→ **Task directions**: You are to retype all of the data exactly as it appears.

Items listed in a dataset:
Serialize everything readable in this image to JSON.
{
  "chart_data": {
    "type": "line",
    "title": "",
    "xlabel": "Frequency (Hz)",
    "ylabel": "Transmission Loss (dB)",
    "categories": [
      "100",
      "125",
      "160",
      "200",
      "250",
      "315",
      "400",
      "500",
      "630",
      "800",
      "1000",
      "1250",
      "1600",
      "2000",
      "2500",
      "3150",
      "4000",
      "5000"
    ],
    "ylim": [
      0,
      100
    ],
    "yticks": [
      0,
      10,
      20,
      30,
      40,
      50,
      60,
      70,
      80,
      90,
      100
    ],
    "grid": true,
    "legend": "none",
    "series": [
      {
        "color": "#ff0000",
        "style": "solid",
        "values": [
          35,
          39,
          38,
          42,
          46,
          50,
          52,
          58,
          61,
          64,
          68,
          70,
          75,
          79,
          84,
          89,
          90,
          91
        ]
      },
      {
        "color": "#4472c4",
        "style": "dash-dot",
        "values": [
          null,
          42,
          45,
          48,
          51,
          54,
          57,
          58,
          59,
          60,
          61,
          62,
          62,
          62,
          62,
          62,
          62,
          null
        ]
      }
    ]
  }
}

→ **Right answer**:
Serialize everything readable in this image to JSON.
{
  "chart_data": {
    "type": "line",
    "title": "",
    "xlabel": "Frequency (Hz)",
    "ylabel": "Transmission Loss (dB)",
    "categories": [
      "100",
      "125",
      "160",
      "200",
      "250",
      "315",
      "400",
      "500",
      "630",
      "800",
      "1000",
      "1250",
      "1600",
      "2000",
      "2500",
      "3150",
      "4000",
      "5000"
    ],
    "ylim": [
      0,
      100
    ],
    "yticks": [
      0,
      10,
      20,
      30,
      40,
      50,
      60,
      70,
      80,
      90,
      100
    ],
    "grid": true,
    "legend": "none",
    "series": [
      {
        "color": "#ff0000",
        "style": "solid",
        "values": [
          35,
          39,
          38,
          42,
          46,
          50,
          52,
          58,
          61,
          64,
          68,
          70,
          75,
          79,
          84,
          89,
          90,
          91
        ]
      },
      {
        "color": "#4472c4",
        "style": "dash-dot",
        "values": [
          null,
          42,
          45,
          48,
          51,
          54,
          57,
          58,
          59,
          60,
          61,
          62,
          62,
          62,
          62,
          62,
          62,
          null
        ]
      }
    ]
  }
}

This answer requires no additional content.